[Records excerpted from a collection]
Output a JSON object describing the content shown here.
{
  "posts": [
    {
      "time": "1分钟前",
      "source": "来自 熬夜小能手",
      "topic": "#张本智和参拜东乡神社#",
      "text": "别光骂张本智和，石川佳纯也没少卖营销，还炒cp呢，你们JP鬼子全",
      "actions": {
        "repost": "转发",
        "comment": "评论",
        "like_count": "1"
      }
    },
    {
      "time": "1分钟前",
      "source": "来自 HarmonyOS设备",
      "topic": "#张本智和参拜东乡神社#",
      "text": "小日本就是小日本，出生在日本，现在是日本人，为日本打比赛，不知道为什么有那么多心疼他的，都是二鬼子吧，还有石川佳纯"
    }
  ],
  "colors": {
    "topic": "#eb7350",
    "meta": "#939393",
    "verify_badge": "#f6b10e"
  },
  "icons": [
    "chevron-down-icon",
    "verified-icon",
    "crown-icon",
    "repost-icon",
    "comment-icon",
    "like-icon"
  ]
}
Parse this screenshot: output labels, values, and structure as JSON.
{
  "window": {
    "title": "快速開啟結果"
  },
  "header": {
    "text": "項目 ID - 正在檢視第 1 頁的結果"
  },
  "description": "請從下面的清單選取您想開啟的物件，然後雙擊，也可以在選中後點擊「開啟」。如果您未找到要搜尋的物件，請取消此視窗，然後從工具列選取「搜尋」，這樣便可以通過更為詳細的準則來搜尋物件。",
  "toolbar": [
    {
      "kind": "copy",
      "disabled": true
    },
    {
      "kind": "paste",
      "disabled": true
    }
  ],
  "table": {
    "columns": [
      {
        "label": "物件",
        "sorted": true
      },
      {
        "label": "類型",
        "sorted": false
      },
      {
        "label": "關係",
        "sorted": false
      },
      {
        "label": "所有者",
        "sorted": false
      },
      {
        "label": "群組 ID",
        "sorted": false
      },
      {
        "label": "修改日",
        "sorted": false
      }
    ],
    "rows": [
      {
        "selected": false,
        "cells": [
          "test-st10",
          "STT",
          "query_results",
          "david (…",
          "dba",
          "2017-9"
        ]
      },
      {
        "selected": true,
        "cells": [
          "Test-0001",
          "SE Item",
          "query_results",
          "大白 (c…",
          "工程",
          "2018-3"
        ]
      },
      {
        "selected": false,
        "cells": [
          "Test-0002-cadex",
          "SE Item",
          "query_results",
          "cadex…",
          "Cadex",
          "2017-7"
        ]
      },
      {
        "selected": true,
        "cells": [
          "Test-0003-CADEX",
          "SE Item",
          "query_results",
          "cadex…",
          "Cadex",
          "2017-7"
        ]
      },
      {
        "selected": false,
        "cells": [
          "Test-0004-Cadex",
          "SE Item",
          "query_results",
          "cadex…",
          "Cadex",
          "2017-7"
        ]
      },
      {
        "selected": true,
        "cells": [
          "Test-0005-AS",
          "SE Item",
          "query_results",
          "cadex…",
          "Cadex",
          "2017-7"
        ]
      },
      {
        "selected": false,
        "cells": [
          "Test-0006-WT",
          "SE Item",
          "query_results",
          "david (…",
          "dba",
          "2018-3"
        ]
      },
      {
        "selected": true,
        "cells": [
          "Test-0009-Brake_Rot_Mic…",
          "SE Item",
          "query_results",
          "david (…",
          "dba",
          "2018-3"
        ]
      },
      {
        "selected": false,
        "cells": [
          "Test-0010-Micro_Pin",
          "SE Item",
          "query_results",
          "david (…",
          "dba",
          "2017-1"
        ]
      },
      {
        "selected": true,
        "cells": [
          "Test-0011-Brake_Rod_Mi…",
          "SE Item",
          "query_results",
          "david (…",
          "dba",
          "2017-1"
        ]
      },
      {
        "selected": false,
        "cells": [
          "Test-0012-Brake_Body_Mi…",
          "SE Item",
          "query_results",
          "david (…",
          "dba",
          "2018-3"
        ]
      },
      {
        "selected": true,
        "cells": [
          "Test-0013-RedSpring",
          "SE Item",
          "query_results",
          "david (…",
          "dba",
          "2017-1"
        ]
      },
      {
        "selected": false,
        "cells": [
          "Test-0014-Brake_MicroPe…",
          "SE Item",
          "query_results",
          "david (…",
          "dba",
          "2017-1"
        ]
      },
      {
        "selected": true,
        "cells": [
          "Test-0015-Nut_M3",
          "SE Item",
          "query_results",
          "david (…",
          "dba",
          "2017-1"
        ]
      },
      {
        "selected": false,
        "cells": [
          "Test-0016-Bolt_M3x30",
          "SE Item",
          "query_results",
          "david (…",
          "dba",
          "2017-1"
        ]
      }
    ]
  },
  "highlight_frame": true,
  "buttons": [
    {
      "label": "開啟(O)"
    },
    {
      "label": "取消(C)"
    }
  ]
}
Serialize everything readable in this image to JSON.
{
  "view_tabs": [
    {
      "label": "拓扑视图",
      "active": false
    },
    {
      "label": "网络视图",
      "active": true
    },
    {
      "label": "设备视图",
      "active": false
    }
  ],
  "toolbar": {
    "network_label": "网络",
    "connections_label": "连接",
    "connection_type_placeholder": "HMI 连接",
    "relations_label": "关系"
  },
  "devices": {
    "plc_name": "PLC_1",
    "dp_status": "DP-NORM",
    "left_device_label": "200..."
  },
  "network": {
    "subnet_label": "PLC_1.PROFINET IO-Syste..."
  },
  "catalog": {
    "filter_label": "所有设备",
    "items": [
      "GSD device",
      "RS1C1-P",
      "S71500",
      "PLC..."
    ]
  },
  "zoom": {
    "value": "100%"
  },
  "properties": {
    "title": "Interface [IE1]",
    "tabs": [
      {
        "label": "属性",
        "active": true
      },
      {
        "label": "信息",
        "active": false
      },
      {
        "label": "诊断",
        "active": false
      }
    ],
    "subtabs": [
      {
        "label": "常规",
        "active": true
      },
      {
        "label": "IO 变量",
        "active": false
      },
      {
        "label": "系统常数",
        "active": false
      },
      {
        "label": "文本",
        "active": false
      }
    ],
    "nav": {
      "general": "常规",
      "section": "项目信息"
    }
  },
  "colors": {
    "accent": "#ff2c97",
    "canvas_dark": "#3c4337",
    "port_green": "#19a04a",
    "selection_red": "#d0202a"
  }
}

[WHAT THE TASK ASKS]
The required output is the exact sequence of lines from the one containing "Serialize everything readable" through the end of the listing, both endpoints included.

[ANSWER TO THE TASK]
Serialize everything readable in this image to JSON.
{
  "view_tabs": [
    {
      "label": "拓扑视图",
      "active": false
    },
    {
      "label": "网络视图",
      "active": true
    },
    {
      "label": "设备视图",
      "active": false
    }
  ],
  "toolbar": {
    "network_label": "网络",
    "connections_label": "连接",
    "connection_type_placeholder": "HMI 连接",
    "relations_label": "关系"
  },
  "devices": {
    "plc_name": "PLC_1",
    "dp_status": "DP-NORM",
    "left_device_label": "200..."
  },
  "network": {
    "subnet_label": "PLC_1.PROFINET IO-Syste..."
  },
  "catalog": {
    "filter_label": "所有设备",
    "items": [
      "GSD device",
      "RS1C1-P",
      "S71500",
      "PLC..."
    ]
  },
  "zoom": {
    "value": "100%"
  },
  "properties": {
    "title": "Interface [IE1]",
    "tabs": [
      {
        "label": "属性",
        "active": true
      },
      {
        "label": "信息",
        "active": false
      },
      {
        "label": "诊断",
        "active": false
      }
    ],
    "subtabs": [
      {
        "label": "常规",
        "active": true
      },
      {
        "label": "IO 变量",
        "active": false
      },
      {
        "label": "系统常数",
        "active": false
      },
      {
        "label": "文本",
        "active": false
      }
    ],
    "nav": {
      "general": "常规",
      "section": "项目信息"
    }
  },
  "colors": {
    "accent": "#ff2c97",
    "canvas_dark": "#3c4337",
    "port_green": "#19a04a",
    "selection_red": "#d0202a"
  }
}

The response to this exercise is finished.